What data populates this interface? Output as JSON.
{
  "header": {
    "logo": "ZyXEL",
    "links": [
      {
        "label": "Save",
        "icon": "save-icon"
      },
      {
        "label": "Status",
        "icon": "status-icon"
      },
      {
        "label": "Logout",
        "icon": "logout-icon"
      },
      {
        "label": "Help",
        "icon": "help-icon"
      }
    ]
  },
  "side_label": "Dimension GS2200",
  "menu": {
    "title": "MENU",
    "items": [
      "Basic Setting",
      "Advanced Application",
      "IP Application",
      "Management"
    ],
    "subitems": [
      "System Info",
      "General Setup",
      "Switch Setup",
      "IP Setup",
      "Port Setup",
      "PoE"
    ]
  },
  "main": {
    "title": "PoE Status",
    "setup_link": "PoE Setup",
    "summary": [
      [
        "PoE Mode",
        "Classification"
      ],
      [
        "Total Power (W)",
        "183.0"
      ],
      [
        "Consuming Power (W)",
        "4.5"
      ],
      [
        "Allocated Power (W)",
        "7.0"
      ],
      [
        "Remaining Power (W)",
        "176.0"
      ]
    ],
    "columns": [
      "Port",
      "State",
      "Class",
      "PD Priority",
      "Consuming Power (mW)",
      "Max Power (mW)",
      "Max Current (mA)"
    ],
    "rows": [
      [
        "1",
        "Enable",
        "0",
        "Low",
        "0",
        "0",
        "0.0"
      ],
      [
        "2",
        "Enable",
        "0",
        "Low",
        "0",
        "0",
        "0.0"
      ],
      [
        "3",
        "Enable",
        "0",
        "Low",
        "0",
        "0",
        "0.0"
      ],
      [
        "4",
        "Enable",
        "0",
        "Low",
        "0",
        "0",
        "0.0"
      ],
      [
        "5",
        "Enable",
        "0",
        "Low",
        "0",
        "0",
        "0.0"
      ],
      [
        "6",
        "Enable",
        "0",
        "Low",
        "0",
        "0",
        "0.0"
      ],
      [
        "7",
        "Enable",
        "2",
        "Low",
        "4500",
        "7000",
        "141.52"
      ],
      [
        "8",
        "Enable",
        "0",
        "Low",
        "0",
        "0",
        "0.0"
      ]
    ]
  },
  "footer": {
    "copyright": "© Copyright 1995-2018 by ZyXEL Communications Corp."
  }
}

### SHORT TASK
Go back to the listing above and please repeat it exactly.

### CORRECT RESULT
What data populates this interface? Output as JSON.
{
  "header": {
    "logo": "ZyXEL",
    "links": [
      {
        "label": "Save",
        "icon": "save-icon"
      },
      {
        "label": "Status",
        "icon": "status-icon"
      },
      {
        "label": "Logout",
        "icon": "logout-icon"
      },
      {
        "label": "Help",
        "icon": "help-icon"
      }
    ]
  },
  "side_label": "Dimension GS2200",
  "menu": {
    "title": "MENU",
    "items": [
      "Basic Setting",
      "Advanced Application",
      "IP Application",
      "Management"
    ],
    "subitems": [
      "System Info",
      "General Setup",
      "Switch Setup",
      "IP Setup",
      "Port Setup",
      "PoE"
    ]
  },
  "main": {
    "title": "PoE Status",
    "setup_link": "PoE Setup",
    "summary": [
      [
        "PoE Mode",
        "Classification"
      ],
      [
        "Total Power (W)",
        "183.0"
      ],
      [
        "Consuming Power (W)",
        "4.5"
      ],
      [
        "Allocated Power (W)",
        "7.0"
      ],
      [
        "Remaining Power (W)",
        "176.0"
      ]
    ],
    "columns": [
      "Port",
      "State",
      "Class",
      "PD Priority",
      "Consuming Power (mW)",
      "Max Power (mW)",
      "Max Current (mA)"
    ],
    "rows": [
      [
        "1",
        "Enable",
        "0",
        "Low",
        "0",
        "0",
        "0.0"
      ],
      [
        "2",
        "Enable",
        "0",
        "Low",
        "0",
        "0",
        "0.0"
      ],
      [
        "3",
        "Enable",
        "0",
        "Low",
        "0",
        "0",
        "0.0"
      ],
      [
        "4",
        "Enable",
        "0",
        "Low",
        "0",
        "0",
        "0.0"
      ],
      [
        "5",
        "Enable",
        "0",
        "Low",
        "0",
        "0",
        "0.0"
      ],
      [
        "6",
        "Enable",
        "0",
        "Low",
        "0",
        "0",
        "0.0"
      ],
      [
        "7",
        "Enable",
        "2",
        "Low",
        "4500",
        "7000",
        "141.52"
      ],
      [
        "8",
        "Enable",
        "0",
        "Low",
        "0",
        "0",
        "0.0"
      ]
    ]
  },
  "footer": {
    "copyright": "© Copyright 1995-2018 by ZyXEL Communications Corp."
  }
}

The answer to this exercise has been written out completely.